● Excerpts from a figure dataset:

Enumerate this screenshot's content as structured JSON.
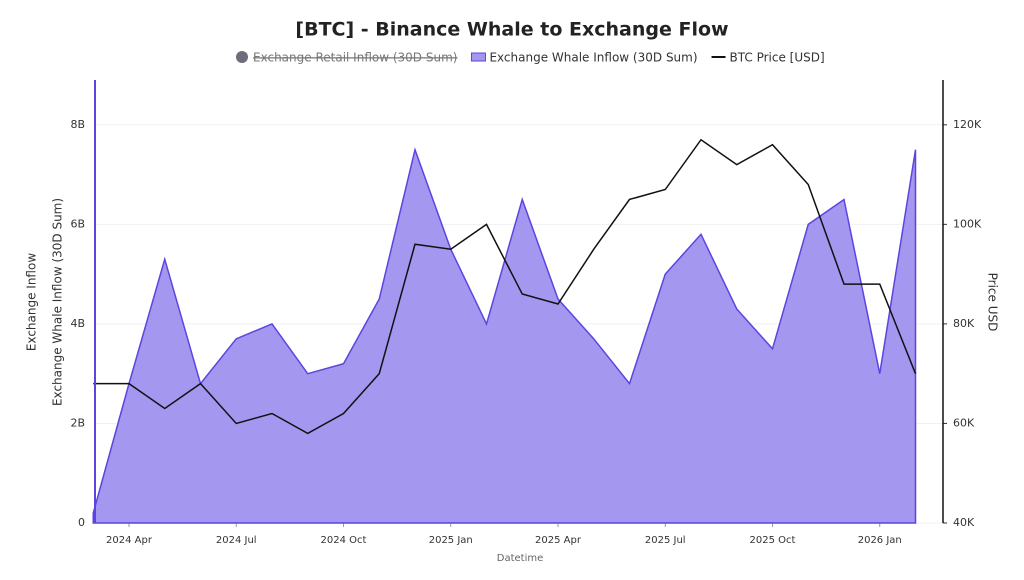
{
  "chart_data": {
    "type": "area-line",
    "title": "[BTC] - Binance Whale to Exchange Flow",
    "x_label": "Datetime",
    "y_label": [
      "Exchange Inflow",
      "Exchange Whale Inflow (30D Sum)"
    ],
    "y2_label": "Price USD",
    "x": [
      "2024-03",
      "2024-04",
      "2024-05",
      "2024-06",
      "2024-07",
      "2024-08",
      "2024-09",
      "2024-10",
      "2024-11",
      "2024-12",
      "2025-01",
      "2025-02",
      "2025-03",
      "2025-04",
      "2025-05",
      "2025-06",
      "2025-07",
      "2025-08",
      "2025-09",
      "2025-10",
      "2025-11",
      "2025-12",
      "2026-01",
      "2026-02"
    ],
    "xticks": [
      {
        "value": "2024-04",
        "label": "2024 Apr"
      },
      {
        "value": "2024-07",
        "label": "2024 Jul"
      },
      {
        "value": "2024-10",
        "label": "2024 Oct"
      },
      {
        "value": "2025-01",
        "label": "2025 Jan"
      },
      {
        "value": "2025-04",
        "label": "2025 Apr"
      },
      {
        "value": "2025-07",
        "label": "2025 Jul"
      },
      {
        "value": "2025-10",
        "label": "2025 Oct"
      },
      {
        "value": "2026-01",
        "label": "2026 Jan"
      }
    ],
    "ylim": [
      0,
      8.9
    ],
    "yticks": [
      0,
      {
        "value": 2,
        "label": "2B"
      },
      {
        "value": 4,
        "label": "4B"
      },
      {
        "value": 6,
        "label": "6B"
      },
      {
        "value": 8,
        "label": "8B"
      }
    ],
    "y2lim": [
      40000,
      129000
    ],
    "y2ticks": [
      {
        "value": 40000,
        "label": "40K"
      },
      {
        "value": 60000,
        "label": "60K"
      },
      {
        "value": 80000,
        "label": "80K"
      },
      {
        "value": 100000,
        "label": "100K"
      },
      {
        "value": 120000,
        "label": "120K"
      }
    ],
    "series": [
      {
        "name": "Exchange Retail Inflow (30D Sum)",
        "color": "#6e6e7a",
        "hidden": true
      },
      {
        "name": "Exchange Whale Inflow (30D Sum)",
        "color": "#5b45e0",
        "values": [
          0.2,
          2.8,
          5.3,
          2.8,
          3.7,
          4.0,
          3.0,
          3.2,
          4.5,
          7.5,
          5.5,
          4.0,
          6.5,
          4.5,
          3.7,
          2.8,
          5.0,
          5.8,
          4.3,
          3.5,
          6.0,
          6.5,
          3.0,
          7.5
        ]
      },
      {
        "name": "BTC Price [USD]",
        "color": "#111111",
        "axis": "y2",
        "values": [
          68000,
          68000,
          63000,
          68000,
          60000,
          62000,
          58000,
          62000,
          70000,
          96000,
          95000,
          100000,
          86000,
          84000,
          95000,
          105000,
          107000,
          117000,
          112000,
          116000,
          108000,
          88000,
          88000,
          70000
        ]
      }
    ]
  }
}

● WHAT TO DO: Copy each line of the listing that contains the string "Exchange".

● RESPONSE TO THIS TASK:
    "title": "[BTC] - Binance Whale to Exchange Flow",
      "Exchange Inflow",
      "Exchange Whale Inflow (30D Sum)"
        "name": "Exchange Retail Inflow (30D Sum)",
        "name": "Exchange Whale Inflow (30D Sum)",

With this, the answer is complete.